(Records from a data source)

----------------------------------------

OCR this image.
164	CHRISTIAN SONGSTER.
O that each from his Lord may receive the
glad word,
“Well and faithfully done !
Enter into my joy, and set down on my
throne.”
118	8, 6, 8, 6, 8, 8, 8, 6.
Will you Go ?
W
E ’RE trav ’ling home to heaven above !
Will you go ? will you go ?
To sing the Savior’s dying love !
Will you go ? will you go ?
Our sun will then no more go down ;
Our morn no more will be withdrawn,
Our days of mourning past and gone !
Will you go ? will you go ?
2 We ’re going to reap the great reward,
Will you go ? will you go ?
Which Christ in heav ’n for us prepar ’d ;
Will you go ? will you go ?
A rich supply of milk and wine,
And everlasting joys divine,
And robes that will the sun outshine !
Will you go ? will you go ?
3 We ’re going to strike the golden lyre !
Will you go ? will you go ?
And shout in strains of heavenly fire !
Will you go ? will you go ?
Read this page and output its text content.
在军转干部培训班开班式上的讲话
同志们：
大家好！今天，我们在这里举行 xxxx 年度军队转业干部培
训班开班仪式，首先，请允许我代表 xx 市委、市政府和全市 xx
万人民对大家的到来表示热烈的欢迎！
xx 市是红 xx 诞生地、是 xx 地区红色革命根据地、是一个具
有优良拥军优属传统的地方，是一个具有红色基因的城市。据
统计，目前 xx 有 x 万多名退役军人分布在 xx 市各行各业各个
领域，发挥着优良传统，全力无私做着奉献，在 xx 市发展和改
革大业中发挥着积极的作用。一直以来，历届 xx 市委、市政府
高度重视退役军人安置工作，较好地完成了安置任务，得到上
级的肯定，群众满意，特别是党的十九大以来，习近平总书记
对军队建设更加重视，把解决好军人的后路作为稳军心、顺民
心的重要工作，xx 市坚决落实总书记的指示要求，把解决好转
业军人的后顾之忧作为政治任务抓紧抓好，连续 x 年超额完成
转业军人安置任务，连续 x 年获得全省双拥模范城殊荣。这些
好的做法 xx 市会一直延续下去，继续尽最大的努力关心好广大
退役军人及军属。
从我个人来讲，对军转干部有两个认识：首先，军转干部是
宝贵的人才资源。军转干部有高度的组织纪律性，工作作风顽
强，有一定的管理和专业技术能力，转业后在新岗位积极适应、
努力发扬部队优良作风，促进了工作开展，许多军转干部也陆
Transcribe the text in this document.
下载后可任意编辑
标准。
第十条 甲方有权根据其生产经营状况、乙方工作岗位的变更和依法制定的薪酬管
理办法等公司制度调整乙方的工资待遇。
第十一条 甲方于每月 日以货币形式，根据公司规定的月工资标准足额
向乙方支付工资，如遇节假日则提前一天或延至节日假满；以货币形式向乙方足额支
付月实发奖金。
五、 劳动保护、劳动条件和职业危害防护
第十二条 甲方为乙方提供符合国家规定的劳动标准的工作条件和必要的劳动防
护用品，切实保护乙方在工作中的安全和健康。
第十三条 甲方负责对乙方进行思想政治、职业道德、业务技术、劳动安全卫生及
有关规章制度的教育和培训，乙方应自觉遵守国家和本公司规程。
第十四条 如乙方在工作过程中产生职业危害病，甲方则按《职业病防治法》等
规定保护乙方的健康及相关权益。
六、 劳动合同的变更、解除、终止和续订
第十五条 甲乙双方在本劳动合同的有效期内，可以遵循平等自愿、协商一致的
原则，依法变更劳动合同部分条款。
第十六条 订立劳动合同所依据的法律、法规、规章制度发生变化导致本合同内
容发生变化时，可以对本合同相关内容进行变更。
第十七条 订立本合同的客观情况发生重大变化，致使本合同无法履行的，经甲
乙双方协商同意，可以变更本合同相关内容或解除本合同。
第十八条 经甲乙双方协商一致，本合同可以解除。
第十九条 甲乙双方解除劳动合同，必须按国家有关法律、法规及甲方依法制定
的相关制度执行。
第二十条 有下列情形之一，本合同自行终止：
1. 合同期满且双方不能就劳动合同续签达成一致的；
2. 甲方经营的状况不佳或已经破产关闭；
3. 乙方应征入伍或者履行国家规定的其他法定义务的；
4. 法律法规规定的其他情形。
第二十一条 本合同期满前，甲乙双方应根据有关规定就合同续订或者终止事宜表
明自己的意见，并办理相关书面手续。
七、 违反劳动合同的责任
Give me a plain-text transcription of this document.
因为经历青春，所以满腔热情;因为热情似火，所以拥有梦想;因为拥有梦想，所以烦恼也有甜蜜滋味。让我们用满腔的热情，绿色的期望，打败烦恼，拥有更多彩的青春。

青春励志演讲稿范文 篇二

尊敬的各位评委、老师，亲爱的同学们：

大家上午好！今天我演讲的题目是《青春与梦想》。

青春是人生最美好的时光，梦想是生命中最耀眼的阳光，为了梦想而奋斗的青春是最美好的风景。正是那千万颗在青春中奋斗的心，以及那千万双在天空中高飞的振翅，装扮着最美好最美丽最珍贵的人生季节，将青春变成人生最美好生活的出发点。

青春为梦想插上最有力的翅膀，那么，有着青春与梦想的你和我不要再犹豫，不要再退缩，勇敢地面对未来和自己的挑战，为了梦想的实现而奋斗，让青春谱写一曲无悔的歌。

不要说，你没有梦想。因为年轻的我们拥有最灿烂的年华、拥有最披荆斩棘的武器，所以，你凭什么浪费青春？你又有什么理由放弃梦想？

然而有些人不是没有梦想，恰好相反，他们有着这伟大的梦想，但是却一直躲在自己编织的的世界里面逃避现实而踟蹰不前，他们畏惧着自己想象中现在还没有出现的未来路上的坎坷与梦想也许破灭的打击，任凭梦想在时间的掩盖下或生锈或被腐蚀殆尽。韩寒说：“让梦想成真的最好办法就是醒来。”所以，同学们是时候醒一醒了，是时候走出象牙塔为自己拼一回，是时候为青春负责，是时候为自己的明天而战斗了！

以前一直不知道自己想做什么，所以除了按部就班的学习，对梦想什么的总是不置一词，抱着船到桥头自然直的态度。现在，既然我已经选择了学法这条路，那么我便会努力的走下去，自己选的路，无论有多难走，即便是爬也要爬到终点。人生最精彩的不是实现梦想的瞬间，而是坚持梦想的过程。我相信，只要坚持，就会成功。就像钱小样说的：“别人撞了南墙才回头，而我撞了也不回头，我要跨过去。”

----------------------------------------

_DESCRIPTION OF THE TASK_
Which lines contain "down"? Copy each of them.

_FULL ANSWER_
Enter into my joy, and set down on my
Our sun will then no more go down ;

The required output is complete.